:: EXERCISE DATA ::
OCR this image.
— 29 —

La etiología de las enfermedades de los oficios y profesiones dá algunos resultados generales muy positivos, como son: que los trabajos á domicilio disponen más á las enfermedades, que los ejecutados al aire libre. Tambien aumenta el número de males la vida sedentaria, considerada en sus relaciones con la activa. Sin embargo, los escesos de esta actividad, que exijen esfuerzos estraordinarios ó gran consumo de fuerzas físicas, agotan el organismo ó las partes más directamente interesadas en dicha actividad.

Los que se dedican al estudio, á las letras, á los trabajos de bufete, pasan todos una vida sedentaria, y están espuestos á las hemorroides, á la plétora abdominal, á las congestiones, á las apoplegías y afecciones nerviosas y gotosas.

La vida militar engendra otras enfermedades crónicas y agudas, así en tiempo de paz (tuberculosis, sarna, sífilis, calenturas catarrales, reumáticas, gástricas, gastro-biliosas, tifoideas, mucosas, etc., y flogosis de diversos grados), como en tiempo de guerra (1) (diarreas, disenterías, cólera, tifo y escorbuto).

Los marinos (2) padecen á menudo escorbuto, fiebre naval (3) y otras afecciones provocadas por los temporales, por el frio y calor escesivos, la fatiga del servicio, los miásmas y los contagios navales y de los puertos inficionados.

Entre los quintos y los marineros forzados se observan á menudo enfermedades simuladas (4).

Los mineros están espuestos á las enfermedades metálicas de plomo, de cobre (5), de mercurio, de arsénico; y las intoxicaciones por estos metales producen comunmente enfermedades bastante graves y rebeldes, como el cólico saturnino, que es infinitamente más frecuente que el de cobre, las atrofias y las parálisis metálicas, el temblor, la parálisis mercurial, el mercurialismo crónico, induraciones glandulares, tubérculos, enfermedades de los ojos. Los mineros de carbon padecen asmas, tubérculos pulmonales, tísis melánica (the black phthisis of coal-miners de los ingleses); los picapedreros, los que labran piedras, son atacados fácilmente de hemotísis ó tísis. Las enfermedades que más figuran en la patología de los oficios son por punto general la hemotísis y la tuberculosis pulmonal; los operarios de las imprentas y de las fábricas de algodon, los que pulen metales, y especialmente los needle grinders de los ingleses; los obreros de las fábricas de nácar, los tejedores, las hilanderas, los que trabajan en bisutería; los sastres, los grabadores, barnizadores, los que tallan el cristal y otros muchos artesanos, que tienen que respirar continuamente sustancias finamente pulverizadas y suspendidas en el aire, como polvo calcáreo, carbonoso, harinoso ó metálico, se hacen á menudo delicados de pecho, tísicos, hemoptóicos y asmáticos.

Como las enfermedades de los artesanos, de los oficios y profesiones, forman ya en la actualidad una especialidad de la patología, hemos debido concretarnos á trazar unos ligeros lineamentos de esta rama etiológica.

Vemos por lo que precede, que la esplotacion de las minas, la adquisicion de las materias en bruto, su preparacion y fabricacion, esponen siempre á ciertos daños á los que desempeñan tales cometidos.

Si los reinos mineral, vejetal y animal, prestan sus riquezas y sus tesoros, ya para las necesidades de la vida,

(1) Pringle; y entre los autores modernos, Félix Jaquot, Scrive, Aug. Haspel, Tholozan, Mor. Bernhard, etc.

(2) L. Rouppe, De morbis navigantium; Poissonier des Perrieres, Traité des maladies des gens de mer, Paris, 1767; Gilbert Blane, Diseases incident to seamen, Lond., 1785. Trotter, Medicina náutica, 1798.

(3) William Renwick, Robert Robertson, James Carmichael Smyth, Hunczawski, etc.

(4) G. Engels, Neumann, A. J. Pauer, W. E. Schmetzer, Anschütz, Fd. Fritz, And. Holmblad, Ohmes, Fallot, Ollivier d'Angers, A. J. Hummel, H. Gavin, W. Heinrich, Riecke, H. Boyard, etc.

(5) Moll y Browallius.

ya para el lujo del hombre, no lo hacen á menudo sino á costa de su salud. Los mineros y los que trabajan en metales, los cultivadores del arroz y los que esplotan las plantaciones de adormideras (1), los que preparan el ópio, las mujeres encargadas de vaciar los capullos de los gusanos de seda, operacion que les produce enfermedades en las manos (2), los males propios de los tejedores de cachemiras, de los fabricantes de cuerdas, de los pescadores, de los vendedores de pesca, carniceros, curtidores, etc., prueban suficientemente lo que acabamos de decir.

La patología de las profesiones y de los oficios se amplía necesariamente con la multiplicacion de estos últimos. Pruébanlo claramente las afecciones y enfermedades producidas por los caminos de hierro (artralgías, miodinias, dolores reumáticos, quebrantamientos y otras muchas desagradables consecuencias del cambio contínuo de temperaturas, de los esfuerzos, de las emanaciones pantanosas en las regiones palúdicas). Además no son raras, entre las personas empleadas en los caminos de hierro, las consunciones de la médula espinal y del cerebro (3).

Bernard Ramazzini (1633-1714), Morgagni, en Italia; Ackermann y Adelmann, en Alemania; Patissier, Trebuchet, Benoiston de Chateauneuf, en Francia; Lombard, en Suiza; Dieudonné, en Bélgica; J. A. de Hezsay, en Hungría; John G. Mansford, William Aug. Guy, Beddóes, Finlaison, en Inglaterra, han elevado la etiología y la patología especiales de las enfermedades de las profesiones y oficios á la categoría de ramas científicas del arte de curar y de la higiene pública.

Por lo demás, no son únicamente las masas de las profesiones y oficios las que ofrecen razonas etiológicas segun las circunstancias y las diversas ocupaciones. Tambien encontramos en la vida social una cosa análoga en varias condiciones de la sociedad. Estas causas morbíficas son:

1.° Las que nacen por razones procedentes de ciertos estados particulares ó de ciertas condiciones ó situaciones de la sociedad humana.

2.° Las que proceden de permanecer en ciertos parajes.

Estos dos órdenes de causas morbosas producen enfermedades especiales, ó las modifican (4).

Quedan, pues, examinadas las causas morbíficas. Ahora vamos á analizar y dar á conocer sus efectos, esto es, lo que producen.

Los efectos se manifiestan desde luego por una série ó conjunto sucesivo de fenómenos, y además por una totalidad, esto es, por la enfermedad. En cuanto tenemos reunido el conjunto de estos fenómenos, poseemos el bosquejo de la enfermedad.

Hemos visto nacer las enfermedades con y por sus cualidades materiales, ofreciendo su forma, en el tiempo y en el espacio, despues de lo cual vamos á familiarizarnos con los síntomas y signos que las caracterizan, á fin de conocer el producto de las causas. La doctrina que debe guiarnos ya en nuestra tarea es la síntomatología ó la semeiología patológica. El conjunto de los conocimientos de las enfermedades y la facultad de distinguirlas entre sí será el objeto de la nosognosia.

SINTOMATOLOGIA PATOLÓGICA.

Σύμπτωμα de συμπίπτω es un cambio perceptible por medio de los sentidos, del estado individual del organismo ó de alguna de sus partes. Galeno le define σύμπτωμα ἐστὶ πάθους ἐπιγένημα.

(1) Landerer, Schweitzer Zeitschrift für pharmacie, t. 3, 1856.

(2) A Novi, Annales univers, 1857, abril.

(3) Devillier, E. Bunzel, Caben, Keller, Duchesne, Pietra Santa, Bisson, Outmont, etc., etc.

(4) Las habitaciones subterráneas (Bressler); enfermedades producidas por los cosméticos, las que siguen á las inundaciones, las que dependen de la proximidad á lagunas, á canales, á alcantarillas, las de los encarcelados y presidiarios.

:: PROBLEM REQUIREMENTS ::
The records above need to be transcribed in full. Keep every character unchanged.

:: SOLVED PROBLEM ::
OCR this image.
— 29 —

La etiología de las enfermedades de los oficios y profesiones dá algunos resultados generales muy positivos, como son: que los trabajos á domicilio disponen más á las enfermedades, que los ejecutados al aire libre. Tambien aumenta el número de males la vida sedentaria, considerada en sus relaciones con la activa. Sin embargo, los escesos de esta actividad, que exijen esfuerzos estraordinarios ó gran consumo de fuerzas físicas, agotan el organismo ó las partes más directamente interesadas en dicha actividad.

Los que se dedican al estudio, á las letras, á los trabajos de bufete, pasan todos una vida sedentaria, y están espuestos á las hemorroides, á la plétora abdominal, á las congestiones, á las apoplegías y afecciones nerviosas y gotosas.

La vida militar engendra otras enfermedades crónicas y agudas, así en tiempo de paz (tuberculosis, sarna, sífilis, calenturas catarrales, reumáticas, gástricas, gastro-biliosas, tifoideas, mucosas, etc., y flogosis de diversos grados), como en tiempo de guerra (1) (diarreas, disenterías, cólera, tifo y escorbuto).

Los marinos (2) padecen á menudo escorbuto, fiebre naval (3) y otras afecciones provocadas por los temporales, por el frio y calor escesivos, la fatiga del servicio, los miásmas y los contagios navales y de los puertos inficionados.

Entre los quintos y los marineros forzados se observan á menudo enfermedades simuladas (4).

Los mineros están espuestos á las enfermedades metálicas de plomo, de cobre (5), de mercurio, de arsénico; y las intoxicaciones por estos metales producen comunmente enfermedades bastante graves y rebeldes, como el cólico saturnino, que es infinitamente más frecuente que el de cobre, las atrofias y las parálisis metálicas, el temblor, la parálisis mercurial, el mercurialismo crónico, induraciones glandulares, tubérculos, enfermedades de los ojos. Los mineros de carbon padecen asmas, tubérculos pulmonales, tísis melánica (the black phthisis of coal-miners de los ingleses); los picapedreros, los que labran piedras, son atacados fácilmente de hemotísis ó tísis. Las enfermedades que más figuran en la patología de los oficios son por punto general la hemotísis y la tuberculosis pulmonal; los operarios de las imprentas y de las fábricas de algodon, los que pulen metales, y especialmente los needle grinders de los ingleses; los obreros de las fábricas de nácar, los tejedores, las hilanderas, los que trabajan en bisutería; los sastres, los grabadores, barnizadores, los que tallan el cristal y otros muchos artesanos, que tienen que respirar continuamente sustancias finamente pulverizadas y suspendidas en el aire, como polvo calcáreo, carbonoso, harinoso ó metálico, se hacen á menudo delicados de pecho, tísicos, hemoptóicos y asmáticos.

Como las enfermedades de los artesanos, de los oficios y profesiones, forman ya en la actualidad una especialidad de la patología, hemos debido concretarnos á trazar unos ligeros lineamentos de esta rama etiológica.

Vemos por lo que precede, que la esplotacion de las minas, la adquisicion de las materias en bruto, su preparacion y fabricacion, esponen siempre á ciertos daños á los que desempeñan tales cometidos.

Si los reinos mineral, vejetal y animal, prestan sus riquezas y sus tesoros, ya para las necesidades de la vida,

(1) Pringle; y entre los autores modernos, Félix Jaquot, Scrive, Aug. Haspel, Tholozan, Mor. Bernhard, etc.

(2) L. Rouppe, De morbis navigantium; Poissonier des Perrieres, Traité des maladies des gens de mer, Paris, 1767; Gilbert Blane, Diseases incident to seamen, Lond., 1785. Trotter, Medicina náutica, 1798.

(3) William Renwick, Robert Robertson, James Carmichael Smyth, Hunczawski, etc.

(4) G. Engels, Neumann, A. J. Pauer, W. E. Schmetzer, Anschütz, Fd. Fritz, And. Holmblad, Ohmes, Fallot, Ollivier d'Angers, A. J. Hummel, H. Gavin, W. Heinrich, Riecke, H. Boyard, etc.

(5) Moll y Browallius.

ya para el lujo del hombre, no lo hacen á menudo sino á costa de su salud. Los mineros y los que trabajan en metales, los cultivadores del arroz y los que esplotan las plantaciones de adormideras (1), los que preparan el ópio, las mujeres encargadas de vaciar los capullos de los gusanos de seda, operacion que les produce enfermedades en las manos (2), los males propios de los tejedores de cachemiras, de los fabricantes de cuerdas, de los pescadores, de los vendedores de pesca, carniceros, curtidores, etc., prueban suficientemente lo que acabamos de decir.

La patología de las profesiones y de los oficios se amplía necesariamente con la multiplicacion de estos últimos. Pruébanlo claramente las afecciones y enfermedades producidas por los caminos de hierro (artralgías, miodinias, dolores reumáticos, quebrantamientos y otras muchas desagradables consecuencias del cambio contínuo de temperaturas, de los esfuerzos, de las emanaciones pantanosas en las regiones palúdicas). Además no son raras, entre las personas empleadas en los caminos de hierro, las consunciones de la médula espinal y del cerebro (3).

Bernard Ramazzini (1633-1714), Morgagni, en Italia; Ackermann y Adelmann, en Alemania; Patissier, Trebuchet, Benoiston de Chateauneuf, en Francia; Lombard, en Suiza; Dieudonné, en Bélgica; J. A. de Hezsay, en Hungría; John G. Mansford, William Aug. Guy, Beddóes, Finlaison, en Inglaterra, han elevado la etiología y la patología especiales de las enfermedades de las profesiones y oficios á la categoría de ramas científicas del arte de curar y de la higiene pública.

Por lo demás, no son únicamente las masas de las profesiones y oficios las que ofrecen razonas etiológicas segun las circunstancias y las diversas ocupaciones. Tambien encontramos en la vida social una cosa análoga en varias condiciones de la sociedad. Estas causas morbíficas son:

1.° Las que nacen por razones procedentes de ciertos estados particulares ó de ciertas condiciones ó situaciones de la sociedad humana.

2.° Las que proceden de permanecer en ciertos parajes.

Estos dos órdenes de causas morbosas producen enfermedades especiales, ó las modifican (4).

Quedan, pues, examinadas las causas morbíficas. Ahora vamos á analizar y dar á conocer sus efectos, esto es, lo que producen.

Los efectos se manifiestan desde luego por una série ó conjunto sucesivo de fenómenos, y además por una totalidad, esto es, por la enfermedad. En cuanto tenemos reunido el conjunto de estos fenómenos, poseemos el bosquejo de la enfermedad.

Hemos visto nacer las enfermedades con y por sus cualidades materiales, ofreciendo su forma, en el tiempo y en el espacio, despues de lo cual vamos á familiarizarnos con los síntomas y signos que las caracterizan, á fin de conocer el producto de las causas. La doctrina que debe guiarnos ya en nuestra tarea es la síntomatología ó la semeiología patológica. El conjunto de los conocimientos de las enfermedades y la facultad de distinguirlas entre sí será el objeto de la nosognosia.

SINTOMATOLOGIA PATOLÓGICA.

Σύμπτωμα de συμπίπτω es un cambio perceptible por medio de los sentidos, del estado individual del organismo ó de alguna de sus partes. Galeno le define σύμπτωμα ἐστὶ πάθους ἐπιγένημα.

(1) Landerer, Schweitzer Zeitschrift für pharmacie, t. 3, 1856.

(2) A Novi, Annales univers, 1857, abril.

(3) Devillier, E. Bunzel, Caben, Keller, Duchesne, Pietra Santa, Bisson, Outmont, etc., etc.

(4) Las habitaciones subterráneas (Bressler); enfermedades producidas por los cosméticos, las que siguen á las inundaciones, las que dependen de la proximidad á lagunas, á canales, á alcantarillas, las de los encarcelados y presidiarios.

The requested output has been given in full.